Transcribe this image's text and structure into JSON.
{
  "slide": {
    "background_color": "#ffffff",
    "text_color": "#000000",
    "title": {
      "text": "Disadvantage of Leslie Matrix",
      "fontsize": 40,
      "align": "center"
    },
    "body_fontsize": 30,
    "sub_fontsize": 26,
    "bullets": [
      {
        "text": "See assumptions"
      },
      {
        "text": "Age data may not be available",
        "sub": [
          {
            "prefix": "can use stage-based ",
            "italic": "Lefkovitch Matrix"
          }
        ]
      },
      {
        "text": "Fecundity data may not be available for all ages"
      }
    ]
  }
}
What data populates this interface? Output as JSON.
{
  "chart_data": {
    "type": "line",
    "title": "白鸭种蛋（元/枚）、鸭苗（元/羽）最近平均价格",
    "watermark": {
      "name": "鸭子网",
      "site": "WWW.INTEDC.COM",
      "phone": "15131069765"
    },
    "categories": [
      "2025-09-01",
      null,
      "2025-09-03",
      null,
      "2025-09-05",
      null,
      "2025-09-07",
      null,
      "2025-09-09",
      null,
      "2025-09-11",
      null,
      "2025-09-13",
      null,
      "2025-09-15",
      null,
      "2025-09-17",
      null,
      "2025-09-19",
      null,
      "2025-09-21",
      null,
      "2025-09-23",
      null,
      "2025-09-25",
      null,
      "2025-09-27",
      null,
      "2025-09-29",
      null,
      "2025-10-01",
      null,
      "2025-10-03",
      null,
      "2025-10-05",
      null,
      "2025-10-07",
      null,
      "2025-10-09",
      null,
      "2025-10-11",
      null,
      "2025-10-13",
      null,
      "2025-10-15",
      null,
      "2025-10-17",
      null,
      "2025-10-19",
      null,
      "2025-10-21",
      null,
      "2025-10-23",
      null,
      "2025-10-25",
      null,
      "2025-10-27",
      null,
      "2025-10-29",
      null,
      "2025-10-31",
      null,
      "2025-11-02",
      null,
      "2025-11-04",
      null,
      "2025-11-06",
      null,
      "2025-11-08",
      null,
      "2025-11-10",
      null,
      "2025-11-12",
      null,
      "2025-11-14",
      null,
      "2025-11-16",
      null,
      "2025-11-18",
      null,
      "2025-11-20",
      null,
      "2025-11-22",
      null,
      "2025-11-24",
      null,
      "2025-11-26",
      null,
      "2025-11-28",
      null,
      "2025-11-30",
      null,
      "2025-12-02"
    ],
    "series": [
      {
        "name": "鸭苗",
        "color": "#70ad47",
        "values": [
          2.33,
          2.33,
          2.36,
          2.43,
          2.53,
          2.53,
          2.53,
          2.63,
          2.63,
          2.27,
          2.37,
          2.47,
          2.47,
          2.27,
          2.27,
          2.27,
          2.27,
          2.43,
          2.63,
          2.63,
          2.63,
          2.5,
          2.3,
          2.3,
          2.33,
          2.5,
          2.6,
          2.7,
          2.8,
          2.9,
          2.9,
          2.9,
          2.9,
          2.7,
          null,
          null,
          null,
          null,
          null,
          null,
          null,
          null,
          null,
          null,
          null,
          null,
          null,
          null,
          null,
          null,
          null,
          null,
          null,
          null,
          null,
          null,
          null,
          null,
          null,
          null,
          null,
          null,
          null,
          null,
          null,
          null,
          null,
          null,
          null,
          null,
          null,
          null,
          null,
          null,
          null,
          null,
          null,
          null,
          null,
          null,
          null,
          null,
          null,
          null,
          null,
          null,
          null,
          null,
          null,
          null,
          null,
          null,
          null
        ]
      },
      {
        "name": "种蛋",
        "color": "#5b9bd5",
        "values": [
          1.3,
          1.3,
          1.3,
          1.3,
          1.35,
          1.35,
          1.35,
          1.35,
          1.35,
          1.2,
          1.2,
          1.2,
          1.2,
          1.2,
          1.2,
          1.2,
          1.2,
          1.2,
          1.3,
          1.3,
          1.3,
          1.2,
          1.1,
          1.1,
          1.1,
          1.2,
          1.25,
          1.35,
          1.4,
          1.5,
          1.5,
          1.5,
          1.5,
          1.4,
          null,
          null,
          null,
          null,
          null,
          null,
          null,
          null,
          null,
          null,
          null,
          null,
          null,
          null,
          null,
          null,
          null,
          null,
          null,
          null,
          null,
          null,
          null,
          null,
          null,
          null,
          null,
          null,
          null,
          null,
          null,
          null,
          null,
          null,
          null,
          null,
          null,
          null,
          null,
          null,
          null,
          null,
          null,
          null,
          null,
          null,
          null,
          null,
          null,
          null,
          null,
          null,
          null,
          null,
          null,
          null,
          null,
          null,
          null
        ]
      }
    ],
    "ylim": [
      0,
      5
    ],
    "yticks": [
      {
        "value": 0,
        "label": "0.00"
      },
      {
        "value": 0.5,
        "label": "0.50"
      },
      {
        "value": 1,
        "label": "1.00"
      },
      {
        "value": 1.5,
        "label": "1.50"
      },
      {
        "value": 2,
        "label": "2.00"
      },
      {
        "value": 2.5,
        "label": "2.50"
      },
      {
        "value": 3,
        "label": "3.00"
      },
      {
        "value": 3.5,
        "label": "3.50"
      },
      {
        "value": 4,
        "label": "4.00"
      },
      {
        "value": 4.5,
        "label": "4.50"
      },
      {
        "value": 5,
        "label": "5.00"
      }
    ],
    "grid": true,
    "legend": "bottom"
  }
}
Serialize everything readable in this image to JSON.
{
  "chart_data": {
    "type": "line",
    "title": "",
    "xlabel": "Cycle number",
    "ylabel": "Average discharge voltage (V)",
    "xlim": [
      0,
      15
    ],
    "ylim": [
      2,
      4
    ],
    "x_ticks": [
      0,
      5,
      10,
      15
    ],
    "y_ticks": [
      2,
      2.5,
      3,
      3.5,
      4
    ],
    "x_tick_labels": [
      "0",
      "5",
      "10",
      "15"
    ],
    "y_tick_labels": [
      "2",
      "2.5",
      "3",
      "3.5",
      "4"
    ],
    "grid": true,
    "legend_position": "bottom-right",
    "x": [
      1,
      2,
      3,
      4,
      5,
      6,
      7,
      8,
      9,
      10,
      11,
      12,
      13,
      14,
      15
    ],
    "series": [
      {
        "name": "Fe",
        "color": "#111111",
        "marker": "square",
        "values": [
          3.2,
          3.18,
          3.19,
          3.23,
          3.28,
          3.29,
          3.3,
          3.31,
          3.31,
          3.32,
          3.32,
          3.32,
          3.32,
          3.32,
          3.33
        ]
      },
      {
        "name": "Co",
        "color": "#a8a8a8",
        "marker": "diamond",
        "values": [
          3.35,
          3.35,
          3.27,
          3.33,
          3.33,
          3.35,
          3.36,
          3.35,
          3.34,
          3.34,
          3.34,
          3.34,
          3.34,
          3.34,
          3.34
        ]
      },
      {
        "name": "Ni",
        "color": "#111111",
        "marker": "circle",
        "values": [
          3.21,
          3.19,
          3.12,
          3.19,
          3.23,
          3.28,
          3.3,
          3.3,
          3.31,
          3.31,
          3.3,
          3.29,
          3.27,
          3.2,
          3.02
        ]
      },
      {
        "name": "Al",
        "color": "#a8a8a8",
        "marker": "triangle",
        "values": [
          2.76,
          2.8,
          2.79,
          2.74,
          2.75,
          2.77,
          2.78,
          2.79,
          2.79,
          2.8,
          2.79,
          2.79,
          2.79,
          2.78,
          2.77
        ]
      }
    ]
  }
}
# # # # # # #
Transcribe the material above word for word.

> [WRITTEN ANSWER]:
Transcribe this image's text and structure into JSON.
{
  "slide": {
    "background_color": "#ffffff",
    "text_color": "#000000",
    "title": {
      "text": "Disadvantage of Leslie Matrix",
      "fontsize": 40,
      "align": "center"
    },
    "body_fontsize": 30,
    "sub_fontsize": 26,
    "bullets": [
      {
        "text": "See assumptions"
      },
      {
        "text": "Age data may not be available",
        "sub": [
          {
            "prefix": "can use stage-based ",
            "italic": "Lefkovitch Matrix"
          }
        ]
      },
      {
        "text": "Fecundity data may not be available for all ages"
      }
    ]
  }
}
What data populates this interface? Output as JSON.
{
  "chart_data": {
    "type": "line",
    "title": "白鸭种蛋（元/枚）、鸭苗（元/羽）最近平均价格",
    "watermark": {
      "name": "鸭子网",
      "site": "WWW.INTEDC.COM",
      "phone": "15131069765"
    },
    "categories": [
      "2025-09-01",
      null,
      "2025-09-03",
      null,
      "2025-09-05",
      null,
      "2025-09-07",
      null,
      "2025-09-09",
      null,
      "2025-09-11",
      null,
      "2025-09-13",
      null,
      "2025-09-15",
      null,
      "2025-09-17",
      null,
      "2025-09-19",
      null,
      "2025-09-21",
      null,
      "2025-09-23",
      null,
      "2025-09-25",
      null,
      "2025-09-27",
      null,
      "2025-09-29",
      null,
      "2025-10-01",
      null,
      "2025-10-03",
      null,
      "2025-10-05",
      null,
      "2025-10-07",
      null,
      "2025-10-09",
      null,
      "2025-10-11",
      null,
      "2025-10-13",
      null,
      "2025-10-15",
      null,
      "2025-10-17",
      null,
      "2025-10-19",
      null,
      "2025-10-21",
      null,
      "2025-10-23",
      null,
      "2025-10-25",
      null,
      "2025-10-27",
      null,
      "2025-10-29",
      null,
      "2025-10-31",
      null,
      "2025-11-02",
      null,
      "2025-11-04",
      null,
      "2025-11-06",
      null,
      "2025-11-08",
      null,
      "2025-11-10",
      null,
      "2025-11-12",
      null,
      "2025-11-14",
      null,
      "2025-11-16",
      null,
      "2025-11-18",
      null,
      "2025-11-20",
      null,
      "2025-11-22",
      null,
      "2025-11-24",
      null,
      "2025-11-26",
      null,
      "2025-11-28",
      null,
      "2025-11-30",
      null,
      "2025-12-02"
    ],
    "series": [
      {
        "name": "鸭苗",
        "color": "#70ad47",
        "values": [
          2.33,
          2.33,
          2.36,
          2.43,
          2.53,
          2.53,
          2.53,
          2.63,
          2.63,
          2.27,
          2.37,
          2.47,
          2.47,
          2.27,
          2.27,
          2.27,
          2.27,
          2.43,
          2.63,
          2.63,
          2.63,
          2.5,
          2.3,
          2.3,
          2.33,
          2.5,
          2.6,
          2.7,
          2.8,
          2.9,
          2.9,
          2.9,
          2.9,
          2.7,
          null,
          null,
          null,
          null,
          null,
          null,
          null,
          null,
          null,
          null,
          null,
          null,
          null,
          null,
          null,
          null,
          null,
          null,
          null,
          null,
          null,
          null,
          null,
          null,
          null,
          null,
          null,
          null,
          null,
          null,
          null,
          null,
          null,
          null,
          null,
          null,
          null,
          null,
          null,
          null,
          null,
          null,
          null,
          null,
          null,
          null,
          null,
          null,
          null,
          null,
          null,
          null,
          null,
          null,
          null,
          null,
          null,
          null,
          null
        ]
      },
      {
        "name": "种蛋",
        "color": "#5b9bd5",
        "values": [
          1.3,
          1.3,
          1.3,
          1.3,
          1.35,
          1.35,
          1.35,
          1.35,
          1.35,
          1.2,
          1.2,
          1.2,
          1.2,
          1.2,
          1.2,
          1.2,
          1.2,
          1.2,
          1.3,
          1.3,
          1.3,
          1.2,
          1.1,
          1.1,
          1.1,
          1.2,
          1.25,
          1.35,
          1.4,
          1.5,
          1.5,
          1.5,
          1.5,
          1.4,
          null,
          null,
          null,
          null,
          null,
          null,
          null,
          null,
          null,
          null,
          null,
          null,
          null,
          null,
          null,
          null,
          null,
          null,
          null,
          null,
          null,
          null,
          null,
          null,
          null,
          null,
          null,
          null,
          null,
          null,
          null,
          null,
          null,
          null,
          null,
          null,
          null,
          null,
          null,
          null,
          null,
          null,
          null,
          null,
          null,
          null,
          null,
          null,
          null,
          null,
          null,
          null,
          null,
          null,
          null,
          null,
          null,
          null,
          null
        ]
      }
    ],
    "ylim": [
      0,
      5
    ],
    "yticks": [
      {
        "value": 0,
        "label": "0.00"
      },
      {
        "value": 0.5,
        "label": "0.50"
      },
      {
        "value": 1,
        "label": "1.00"
      },
      {
        "value": 1.5,
        "label": "1.50"
      },
      {
        "value": 2,
        "label": "2.00"
      },
      {
        "value": 2.5,
        "label": "2.50"
      },
      {
        "value": 3,
        "label": "3.00"
      },
      {
        "value": 3.5,
        "label": "3.50"
      },
      {
        "value": 4,
        "label": "4.00"
      },
      {
        "value": 4.5,
        "label": "4.50"
      },
      {
        "value": 5,
        "label": "5.00"
      }
    ],
    "grid": true,
    "legend": "bottom"
  }
}
Serialize everything readable in this image to JSON.
{
  "chart_data": {
    "type": "line",
    "title": "",
    "xlabel": "Cycle number",
    "ylabel": "Average discharge voltage (V)",
    "xlim": [
      0,
      15
    ],
    "ylim": [
      2,
      4
    ],
    "x_ticks": [
      0,
      5,
      10,
      15
    ],
    "y_ticks": [
      2,
      2.5,
      3,
      3.5,
      4
    ],
    "x_tick_labels": [
      "0",
      "5",
      "10",
      "15"
    ],
    "y_tick_labels": [
      "2",
      "2.5",
      "3",
      "3.5",
      "4"
    ],
    "grid": true,
    "legend_position": "bottom-right",
    "x": [
      1,
      2,
      3,
      4,
      5,
      6,
      7,
      8,
      9,
      10,
      11,
      12,
      13,
      14,
      15
    ],
    "series": [
      {
        "name": "Fe",
        "color": "#111111",
        "marker": "square",
        "values": [
          3.2,
          3.18,
          3.19,
          3.23,
          3.28,
          3.29,
          3.3,
          3.31,
          3.31,
          3.32,
          3.32,
          3.32,
          3.32,
          3.32,
          3.33
        ]
      },
      {
        "name": "Co",
        "color": "#a8a8a8",
        "marker": "diamond",
        "values": [
          3.35,
          3.35,
          3.27,
          3.33,
          3.33,
          3.35,
          3.36,
          3.35,
          3.34,
          3.34,
          3.34,
          3.34,
          3.34,
          3.34,
          3.34
        ]
      },
      {
        "name": "Ni",
        "color": "#111111",
        "marker": "circle",
        "values": [
          3.21,
          3.19,
          3.12,
          3.19,
          3.23,
          3.28,
          3.3,
          3.3,
          3.31,
          3.31,
          3.3,
          3.29,
          3.27,
          3.2,
          3.02
        ]
      },
      {
        "name": "Al",
        "color": "#a8a8a8",
        "marker": "triangle",
        "values": [
          2.76,
          2.8,
          2.79,
          2.74,
          2.75,
          2.77,
          2.78,
          2.79,
          2.79,
          2.8,
          2.79,
          2.79,
          2.79,
          2.78,
          2.77
        ]
      }
    ]
  }
}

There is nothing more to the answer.